───── Task data ─────
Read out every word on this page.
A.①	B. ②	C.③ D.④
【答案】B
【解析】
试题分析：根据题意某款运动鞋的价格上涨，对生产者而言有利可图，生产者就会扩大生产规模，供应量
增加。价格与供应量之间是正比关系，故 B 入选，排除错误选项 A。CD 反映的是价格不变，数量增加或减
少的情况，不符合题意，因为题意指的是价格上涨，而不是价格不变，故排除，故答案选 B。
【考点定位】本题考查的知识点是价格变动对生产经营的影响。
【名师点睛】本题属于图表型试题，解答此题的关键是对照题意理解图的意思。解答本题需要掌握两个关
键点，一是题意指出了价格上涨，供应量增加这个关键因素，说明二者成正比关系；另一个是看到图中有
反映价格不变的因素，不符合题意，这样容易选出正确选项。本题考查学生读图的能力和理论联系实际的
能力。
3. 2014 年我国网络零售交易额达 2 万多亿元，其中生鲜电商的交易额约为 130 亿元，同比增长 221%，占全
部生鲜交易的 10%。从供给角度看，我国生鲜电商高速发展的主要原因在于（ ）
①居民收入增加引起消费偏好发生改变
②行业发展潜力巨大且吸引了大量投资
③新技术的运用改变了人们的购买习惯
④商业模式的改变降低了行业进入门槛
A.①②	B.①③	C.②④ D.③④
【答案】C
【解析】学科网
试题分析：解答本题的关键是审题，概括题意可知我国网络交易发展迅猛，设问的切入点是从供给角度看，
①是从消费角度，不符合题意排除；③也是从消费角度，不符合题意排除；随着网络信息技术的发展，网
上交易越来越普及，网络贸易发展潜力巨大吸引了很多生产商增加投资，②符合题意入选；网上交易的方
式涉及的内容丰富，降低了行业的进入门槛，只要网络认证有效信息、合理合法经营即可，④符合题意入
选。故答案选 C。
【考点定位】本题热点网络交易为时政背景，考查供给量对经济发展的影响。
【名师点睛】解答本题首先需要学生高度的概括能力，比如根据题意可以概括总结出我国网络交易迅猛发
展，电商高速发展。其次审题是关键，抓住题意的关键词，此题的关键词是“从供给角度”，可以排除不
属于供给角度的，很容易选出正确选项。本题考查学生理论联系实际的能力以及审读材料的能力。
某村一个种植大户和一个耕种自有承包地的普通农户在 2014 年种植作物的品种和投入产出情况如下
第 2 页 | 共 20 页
─────
→ Aim:
Give the material above again, word for word.

→ Answer in full:
Read out every word on this page.
A.①	B. ②	C.③ D.④
【答案】B
【解析】
试题分析：根据题意某款运动鞋的价格上涨，对生产者而言有利可图，生产者就会扩大生产规模，供应量
增加。价格与供应量之间是正比关系，故 B 入选，排除错误选项 A。CD 反映的是价格不变，数量增加或减
少的情况，不符合题意，因为题意指的是价格上涨，而不是价格不变，故排除，故答案选 B。
【考点定位】本题考查的知识点是价格变动对生产经营的影响。
【名师点睛】本题属于图表型试题，解答此题的关键是对照题意理解图的意思。解答本题需要掌握两个关
键点，一是题意指出了价格上涨，供应量增加这个关键因素，说明二者成正比关系；另一个是看到图中有
反映价格不变的因素，不符合题意，这样容易选出正确选项。本题考查学生读图的能力和理论联系实际的
能力。
3. 2014 年我国网络零售交易额达 2 万多亿元，其中生鲜电商的交易额约为 130 亿元，同比增长 221%，占全
部生鲜交易的 10%。从供给角度看，我国生鲜电商高速发展的主要原因在于（ ）
①居民收入增加引起消费偏好发生改变
②行业发展潜力巨大且吸引了大量投资
③新技术的运用改变了人们的购买习惯
④商业模式的改变降低了行业进入门槛
A.①②	B.①③	C.②④ D.③④
【答案】C
【解析】学科网
试题分析：解答本题的关键是审题，概括题意可知我国网络交易发展迅猛，设问的切入点是从供给角度看，
①是从消费角度，不符合题意排除；③也是从消费角度，不符合题意排除；随着网络信息技术的发展，网
上交易越来越普及，网络贸易发展潜力巨大吸引了很多生产商增加投资，②符合题意入选；网上交易的方
式涉及的内容丰富，降低了行业的进入门槛，只要网络认证有效信息、合理合法经营即可，④符合题意入
选。故答案选 C。
【考点定位】本题热点网络交易为时政背景，考查供给量对经济发展的影响。
【名师点睛】解答本题首先需要学生高度的概括能力，比如根据题意可以概括总结出我国网络交易迅猛发
展，电商高速发展。其次审题是关键，抓住题意的关键词，此题的关键词是“从供给角度”，可以排除不
属于供给角度的，很容易选出正确选项。本题考查学生理论联系实际的能力以及审读材料的能力。
某村一个种植大户和一个耕种自有承包地的普通农户在 2014 年种植作物的品种和投入产出情况如下
第 2 页 | 共 20 页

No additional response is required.